(begin)
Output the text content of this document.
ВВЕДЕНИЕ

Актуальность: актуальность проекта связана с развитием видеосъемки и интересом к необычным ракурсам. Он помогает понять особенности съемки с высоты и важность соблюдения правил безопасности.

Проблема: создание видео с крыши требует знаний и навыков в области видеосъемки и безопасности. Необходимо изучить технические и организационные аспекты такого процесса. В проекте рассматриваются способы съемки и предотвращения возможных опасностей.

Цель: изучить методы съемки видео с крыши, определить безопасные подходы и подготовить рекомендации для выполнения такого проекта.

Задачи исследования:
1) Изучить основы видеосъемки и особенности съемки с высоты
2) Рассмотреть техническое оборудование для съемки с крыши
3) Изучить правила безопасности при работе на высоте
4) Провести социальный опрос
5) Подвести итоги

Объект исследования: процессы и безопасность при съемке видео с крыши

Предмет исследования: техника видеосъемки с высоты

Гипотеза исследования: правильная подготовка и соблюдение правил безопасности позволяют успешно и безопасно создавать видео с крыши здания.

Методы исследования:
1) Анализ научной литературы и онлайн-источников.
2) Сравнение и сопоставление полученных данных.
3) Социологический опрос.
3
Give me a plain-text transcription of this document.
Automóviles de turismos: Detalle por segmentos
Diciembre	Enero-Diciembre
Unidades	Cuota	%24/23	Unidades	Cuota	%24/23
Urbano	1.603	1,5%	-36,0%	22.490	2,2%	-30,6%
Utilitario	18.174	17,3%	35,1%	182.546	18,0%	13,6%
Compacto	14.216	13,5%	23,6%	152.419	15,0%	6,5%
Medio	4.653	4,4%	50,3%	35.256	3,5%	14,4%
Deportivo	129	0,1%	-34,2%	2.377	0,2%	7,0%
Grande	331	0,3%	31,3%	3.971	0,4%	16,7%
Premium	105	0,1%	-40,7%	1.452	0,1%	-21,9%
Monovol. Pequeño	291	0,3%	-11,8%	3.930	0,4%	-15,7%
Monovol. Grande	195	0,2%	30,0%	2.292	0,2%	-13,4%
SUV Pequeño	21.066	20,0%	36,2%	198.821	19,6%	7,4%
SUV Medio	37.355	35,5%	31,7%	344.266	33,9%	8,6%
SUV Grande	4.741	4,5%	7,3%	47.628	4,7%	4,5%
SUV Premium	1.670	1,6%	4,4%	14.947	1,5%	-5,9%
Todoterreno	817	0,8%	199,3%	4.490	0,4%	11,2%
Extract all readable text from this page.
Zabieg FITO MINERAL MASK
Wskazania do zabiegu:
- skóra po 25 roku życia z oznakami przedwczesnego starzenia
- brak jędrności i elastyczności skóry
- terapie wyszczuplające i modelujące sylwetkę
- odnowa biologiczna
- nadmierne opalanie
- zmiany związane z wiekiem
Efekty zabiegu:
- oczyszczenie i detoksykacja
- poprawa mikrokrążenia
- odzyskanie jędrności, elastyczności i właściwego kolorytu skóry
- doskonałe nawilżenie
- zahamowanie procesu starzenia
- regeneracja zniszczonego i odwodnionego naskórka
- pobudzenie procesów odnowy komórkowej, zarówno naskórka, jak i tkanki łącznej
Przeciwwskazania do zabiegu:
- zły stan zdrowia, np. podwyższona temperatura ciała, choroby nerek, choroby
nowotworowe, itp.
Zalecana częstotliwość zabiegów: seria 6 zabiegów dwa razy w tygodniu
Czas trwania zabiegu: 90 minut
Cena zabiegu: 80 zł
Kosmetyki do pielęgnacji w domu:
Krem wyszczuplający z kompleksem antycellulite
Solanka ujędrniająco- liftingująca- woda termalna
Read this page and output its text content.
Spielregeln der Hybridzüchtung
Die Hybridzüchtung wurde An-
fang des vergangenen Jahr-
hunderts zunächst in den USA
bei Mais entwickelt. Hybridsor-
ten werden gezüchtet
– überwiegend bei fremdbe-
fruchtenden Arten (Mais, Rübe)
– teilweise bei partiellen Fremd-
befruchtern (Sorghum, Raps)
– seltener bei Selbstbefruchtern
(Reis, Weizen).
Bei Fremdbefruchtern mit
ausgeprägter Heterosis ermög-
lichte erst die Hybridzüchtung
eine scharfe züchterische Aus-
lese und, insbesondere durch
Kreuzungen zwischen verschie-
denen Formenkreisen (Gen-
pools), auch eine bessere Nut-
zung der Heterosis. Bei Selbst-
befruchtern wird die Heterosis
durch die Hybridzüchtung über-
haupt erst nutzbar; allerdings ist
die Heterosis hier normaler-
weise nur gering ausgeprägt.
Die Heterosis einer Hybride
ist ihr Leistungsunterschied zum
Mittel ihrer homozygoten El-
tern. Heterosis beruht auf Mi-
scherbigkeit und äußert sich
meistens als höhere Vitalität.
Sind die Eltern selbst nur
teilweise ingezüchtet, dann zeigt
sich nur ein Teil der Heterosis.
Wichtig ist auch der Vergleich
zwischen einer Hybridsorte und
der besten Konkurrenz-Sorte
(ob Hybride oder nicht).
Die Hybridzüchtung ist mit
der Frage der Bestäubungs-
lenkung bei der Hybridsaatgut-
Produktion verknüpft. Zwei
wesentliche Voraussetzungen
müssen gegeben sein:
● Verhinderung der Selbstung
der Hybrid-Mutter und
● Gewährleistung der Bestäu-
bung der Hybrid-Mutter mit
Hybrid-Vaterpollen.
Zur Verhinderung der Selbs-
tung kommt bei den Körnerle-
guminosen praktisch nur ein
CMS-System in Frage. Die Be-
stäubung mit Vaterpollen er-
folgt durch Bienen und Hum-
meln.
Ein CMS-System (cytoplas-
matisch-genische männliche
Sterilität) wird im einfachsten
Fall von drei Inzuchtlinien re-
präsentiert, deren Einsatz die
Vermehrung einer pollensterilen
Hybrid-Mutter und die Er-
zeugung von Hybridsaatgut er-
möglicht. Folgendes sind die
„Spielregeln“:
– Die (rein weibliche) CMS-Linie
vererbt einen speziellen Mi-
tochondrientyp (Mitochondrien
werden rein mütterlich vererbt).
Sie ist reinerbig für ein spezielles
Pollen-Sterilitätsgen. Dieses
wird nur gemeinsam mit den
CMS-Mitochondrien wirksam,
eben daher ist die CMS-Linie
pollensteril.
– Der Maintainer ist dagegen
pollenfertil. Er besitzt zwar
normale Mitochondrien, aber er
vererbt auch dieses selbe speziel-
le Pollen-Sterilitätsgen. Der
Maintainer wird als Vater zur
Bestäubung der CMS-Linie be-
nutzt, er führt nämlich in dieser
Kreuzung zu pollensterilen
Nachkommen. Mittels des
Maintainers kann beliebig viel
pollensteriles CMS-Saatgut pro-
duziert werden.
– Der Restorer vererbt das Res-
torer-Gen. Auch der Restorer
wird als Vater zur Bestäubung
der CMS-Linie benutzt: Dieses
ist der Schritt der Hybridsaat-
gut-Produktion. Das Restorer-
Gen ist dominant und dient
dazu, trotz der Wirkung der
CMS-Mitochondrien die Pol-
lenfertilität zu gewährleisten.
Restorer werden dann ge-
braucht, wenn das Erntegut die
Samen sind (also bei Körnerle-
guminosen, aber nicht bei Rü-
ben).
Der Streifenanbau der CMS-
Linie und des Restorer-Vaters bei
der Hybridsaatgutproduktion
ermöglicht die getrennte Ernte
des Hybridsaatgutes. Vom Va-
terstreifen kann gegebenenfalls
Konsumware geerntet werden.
(end)
• **Exercise objective**
Repeat each record exactly. Omit nothing.

• **Result**
Output the text content of this document.
ВВЕДЕНИЕ

Актуальность: актуальность проекта связана с развитием видеосъемки и интересом к необычным ракурсам. Он помогает понять особенности съемки с высоты и важность соблюдения правил безопасности.

Проблема: создание видео с крыши требует знаний и навыков в области видеосъемки и безопасности. Необходимо изучить технические и организационные аспекты такого процесса. В проекте рассматриваются способы съемки и предотвращения возможных опасностей.

Цель: изучить методы съемки видео с крыши, определить безопасные подходы и подготовить рекомендации для выполнения такого проекта.

Задачи исследования:
1) Изучить основы видеосъемки и особенности съемки с высоты
2) Рассмотреть техническое оборудование для съемки с крыши
3) Изучить правила безопасности при работе на высоте
4) Провести социальный опрос
5) Подвести итоги

Объект исследования: процессы и безопасность при съемке видео с крыши

Предмет исследования: техника видеосъемки с высоты

Гипотеза исследования: правильная подготовка и соблюдение правил безопасности позволяют успешно и безопасно создавать видео с крыши здания.

Методы исследования:
1) Анализ научной литературы и онлайн-источников.
2) Сравнение и сопоставление полученных данных.
3) Социологический опрос.
3
Give me a plain-text transcription of this document.
Automóviles de turismos: Detalle por segmentos
Diciembre	Enero-Diciembre
Unidades	Cuota	%24/23	Unidades	Cuota	%24/23
Urbano	1.603	1,5%	-36,0%	22.490	2,2%	-30,6%
Utilitario	18.174	17,3%	35,1%	182.546	18,0%	13,6%
Compacto	14.216	13,5%	23,6%	152.419	15,0%	6,5%
Medio	4.653	4,4%	50,3%	35.256	3,5%	14,4%
Deportivo	129	0,1%	-34,2%	2.377	0,2%	7,0%
Grande	331	0,3%	31,3%	3.971	0,4%	16,7%
Premium	105	0,1%	-40,7%	1.452	0,1%	-21,9%
Monovol. Pequeño	291	0,3%	-11,8%	3.930	0,4%	-15,7%
Monovol. Grande	195	0,2%	30,0%	2.292	0,2%	-13,4%
SUV Pequeño	21.066	20,0%	36,2%	198.821	19,6%	7,4%
SUV Medio	37.355	35,5%	31,7%	344.266	33,9%	8,6%
SUV Grande	4.741	4,5%	7,3%	47.628	4,7%	4,5%
SUV Premium	1.670	1,6%	4,4%	14.947	1,5%	-5,9%
Todoterreno	817	0,8%	199,3%	4.490	0,4%	11,2%
Extract all readable text from this page.
Zabieg FITO MINERAL MASK
Wskazania do zabiegu:
- skóra po 25 roku życia z oznakami przedwczesnego starzenia
- brak jędrności i elastyczności skóry
- terapie wyszczuplające i modelujące sylwetkę
- odnowa biologiczna
- nadmierne opalanie
- zmiany związane z wiekiem
Efekty zabiegu:
- oczyszczenie i detoksykacja
- poprawa mikrokrążenia
- odzyskanie jędrności, elastyczności i właściwego kolorytu skóry
- doskonałe nawilżenie
- zahamowanie procesu starzenia
- regeneracja zniszczonego i odwodnionego naskórka
- pobudzenie procesów odnowy komórkowej, zarówno naskórka, jak i tkanki łącznej
Przeciwwskazania do zabiegu:
- zły stan zdrowia, np. podwyższona temperatura ciała, choroby nerek, choroby
nowotworowe, itp.
Zalecana częstotliwość zabiegów: seria 6 zabiegów dwa razy w tygodniu
Czas trwania zabiegu: 90 minut
Cena zabiegu: 80 zł
Kosmetyki do pielęgnacji w domu:
Krem wyszczuplający z kompleksem antycellulite
Solanka ujędrniająco- liftingująca- woda termalna
Read this page and output its text content.
Spielregeln der Hybridzüchtung
Die Hybridzüchtung wurde An-
fang des vergangenen Jahr-
hunderts zunächst in den USA
bei Mais entwickelt. Hybridsor-
ten werden gezüchtet
– überwiegend bei fremdbe-
fruchtenden Arten (Mais, Rübe)
– teilweise bei partiellen Fremd-
befruchtern (Sorghum, Raps)
– seltener bei Selbstbefruchtern
(Reis, Weizen).
Bei Fremdbefruchtern mit
ausgeprägter Heterosis ermög-
lichte erst die Hybridzüchtung
eine scharfe züchterische Aus-
lese und, insbesondere durch
Kreuzungen zwischen verschie-
denen Formenkreisen (Gen-
pools), auch eine bessere Nut-
zung der Heterosis. Bei Selbst-
befruchtern wird die Heterosis
durch die Hybridzüchtung über-
haupt erst nutzbar; allerdings ist
die Heterosis hier normaler-
weise nur gering ausgeprägt.
Die Heterosis einer Hybride
ist ihr Leistungsunterschied zum
Mittel ihrer homozygoten El-
tern. Heterosis beruht auf Mi-
scherbigkeit und äußert sich
meistens als höhere Vitalität.
Sind die Eltern selbst nur
teilweise ingezüchtet, dann zeigt
sich nur ein Teil der Heterosis.
Wichtig ist auch der Vergleich
zwischen einer Hybridsorte und
der besten Konkurrenz-Sorte
(ob Hybride oder nicht).
Die Hybridzüchtung ist mit
der Frage der Bestäubungs-
lenkung bei der Hybridsaatgut-
Produktion verknüpft. Zwei
wesentliche Voraussetzungen
müssen gegeben sein:
● Verhinderung der Selbstung
der Hybrid-Mutter und
● Gewährleistung der Bestäu-
bung der Hybrid-Mutter mit
Hybrid-Vaterpollen.
Zur Verhinderung der Selbs-
tung kommt bei den Körnerle-
guminosen praktisch nur ein
CMS-System in Frage. Die Be-
stäubung mit Vaterpollen er-
folgt durch Bienen und Hum-
meln.
Ein CMS-System (cytoplas-
matisch-genische männliche
Sterilität) wird im einfachsten
Fall von drei Inzuchtlinien re-
präsentiert, deren Einsatz die
Vermehrung einer pollensterilen
Hybrid-Mutter und die Er-
zeugung von Hybridsaatgut er-
möglicht. Folgendes sind die
„Spielregeln“:
– Die (rein weibliche) CMS-Linie
vererbt einen speziellen Mi-
tochondrientyp (Mitochondrien
werden rein mütterlich vererbt).
Sie ist reinerbig für ein spezielles
Pollen-Sterilitätsgen. Dieses
wird nur gemeinsam mit den
CMS-Mitochondrien wirksam,
eben daher ist die CMS-Linie
pollensteril.
– Der Maintainer ist dagegen
pollenfertil. Er besitzt zwar
normale Mitochondrien, aber er
vererbt auch dieses selbe speziel-
le Pollen-Sterilitätsgen. Der
Maintainer wird als Vater zur
Bestäubung der CMS-Linie be-
nutzt, er führt nämlich in dieser
Kreuzung zu pollensterilen
Nachkommen. Mittels des
Maintainers kann beliebig viel
pollensteriles CMS-Saatgut pro-
duziert werden.
– Der Restorer vererbt das Res-
torer-Gen. Auch der Restorer
wird als Vater zur Bestäubung
der CMS-Linie benutzt: Dieses
ist der Schritt der Hybridsaat-
gut-Produktion. Das Restorer-
Gen ist dominant und dient
dazu, trotz der Wirkung der
CMS-Mitochondrien die Pol-
lenfertilität zu gewährleisten.
Restorer werden dann ge-
braucht, wenn das Erntegut die
Samen sind (also bei Körnerle-
guminosen, aber nicht bei Rü-
ben).
Der Streifenanbau der CMS-
Linie und des Restorer-Vaters bei
der Hybridsaatgutproduktion
ermöglicht die getrennte Ernte
des Hybridsaatgutes. Vom Va-
terstreifen kann gegebenenfalls
Konsumware geerntet werden.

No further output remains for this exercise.